— Begin —
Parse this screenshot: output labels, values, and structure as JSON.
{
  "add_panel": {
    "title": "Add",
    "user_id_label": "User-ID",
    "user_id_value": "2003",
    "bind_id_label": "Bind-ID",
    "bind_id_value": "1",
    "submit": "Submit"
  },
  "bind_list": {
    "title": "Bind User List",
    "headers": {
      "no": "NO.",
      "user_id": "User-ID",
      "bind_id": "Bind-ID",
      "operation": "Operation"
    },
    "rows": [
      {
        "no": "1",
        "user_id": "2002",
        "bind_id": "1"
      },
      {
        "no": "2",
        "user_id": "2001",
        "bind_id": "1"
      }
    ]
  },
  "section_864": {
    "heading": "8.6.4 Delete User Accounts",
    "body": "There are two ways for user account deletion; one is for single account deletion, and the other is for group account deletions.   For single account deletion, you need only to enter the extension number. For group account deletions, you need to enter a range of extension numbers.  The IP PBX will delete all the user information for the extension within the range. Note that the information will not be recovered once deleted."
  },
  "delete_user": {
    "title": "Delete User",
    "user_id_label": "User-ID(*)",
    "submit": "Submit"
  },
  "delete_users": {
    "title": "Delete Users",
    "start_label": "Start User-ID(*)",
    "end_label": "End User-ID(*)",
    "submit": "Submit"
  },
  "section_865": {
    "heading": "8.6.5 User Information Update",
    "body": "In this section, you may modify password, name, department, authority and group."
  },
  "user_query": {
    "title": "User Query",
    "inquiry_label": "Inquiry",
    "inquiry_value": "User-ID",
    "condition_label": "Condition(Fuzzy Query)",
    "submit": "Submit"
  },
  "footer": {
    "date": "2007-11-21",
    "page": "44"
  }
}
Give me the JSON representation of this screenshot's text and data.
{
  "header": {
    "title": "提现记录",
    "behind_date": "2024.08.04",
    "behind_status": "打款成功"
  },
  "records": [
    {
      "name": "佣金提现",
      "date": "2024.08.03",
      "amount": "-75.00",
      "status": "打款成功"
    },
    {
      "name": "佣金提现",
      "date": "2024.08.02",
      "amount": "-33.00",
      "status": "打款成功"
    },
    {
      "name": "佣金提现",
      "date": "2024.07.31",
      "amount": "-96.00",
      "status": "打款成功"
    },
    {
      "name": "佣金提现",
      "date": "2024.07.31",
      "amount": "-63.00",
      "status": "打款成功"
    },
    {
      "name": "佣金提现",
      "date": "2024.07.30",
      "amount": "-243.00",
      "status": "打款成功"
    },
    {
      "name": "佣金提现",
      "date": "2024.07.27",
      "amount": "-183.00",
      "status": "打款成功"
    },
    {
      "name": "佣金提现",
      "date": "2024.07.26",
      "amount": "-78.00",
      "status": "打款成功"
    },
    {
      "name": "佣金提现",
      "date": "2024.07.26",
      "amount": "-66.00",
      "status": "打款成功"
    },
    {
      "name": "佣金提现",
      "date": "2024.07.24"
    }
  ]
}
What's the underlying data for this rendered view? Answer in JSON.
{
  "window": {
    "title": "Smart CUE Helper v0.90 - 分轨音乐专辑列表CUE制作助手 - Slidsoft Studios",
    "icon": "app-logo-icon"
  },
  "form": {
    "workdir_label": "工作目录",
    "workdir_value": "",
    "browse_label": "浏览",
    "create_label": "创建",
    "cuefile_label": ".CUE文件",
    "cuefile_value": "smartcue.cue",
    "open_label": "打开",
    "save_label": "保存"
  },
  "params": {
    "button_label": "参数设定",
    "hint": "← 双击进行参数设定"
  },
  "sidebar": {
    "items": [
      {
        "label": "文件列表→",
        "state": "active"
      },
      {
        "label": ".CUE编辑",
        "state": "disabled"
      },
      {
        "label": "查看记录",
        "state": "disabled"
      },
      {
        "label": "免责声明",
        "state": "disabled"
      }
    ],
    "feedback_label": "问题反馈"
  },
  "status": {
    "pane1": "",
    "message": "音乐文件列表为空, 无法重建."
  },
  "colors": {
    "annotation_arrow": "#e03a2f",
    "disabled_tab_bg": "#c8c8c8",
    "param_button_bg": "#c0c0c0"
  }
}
— End —
— OBJECTIVE —
Look through the material and copy each line that has "heading".

— SOLUTION TO THIS PROBLEM —
    "heading": "8.6.4 Delete User Accounts",
    "heading": "8.6.5 User Information Update",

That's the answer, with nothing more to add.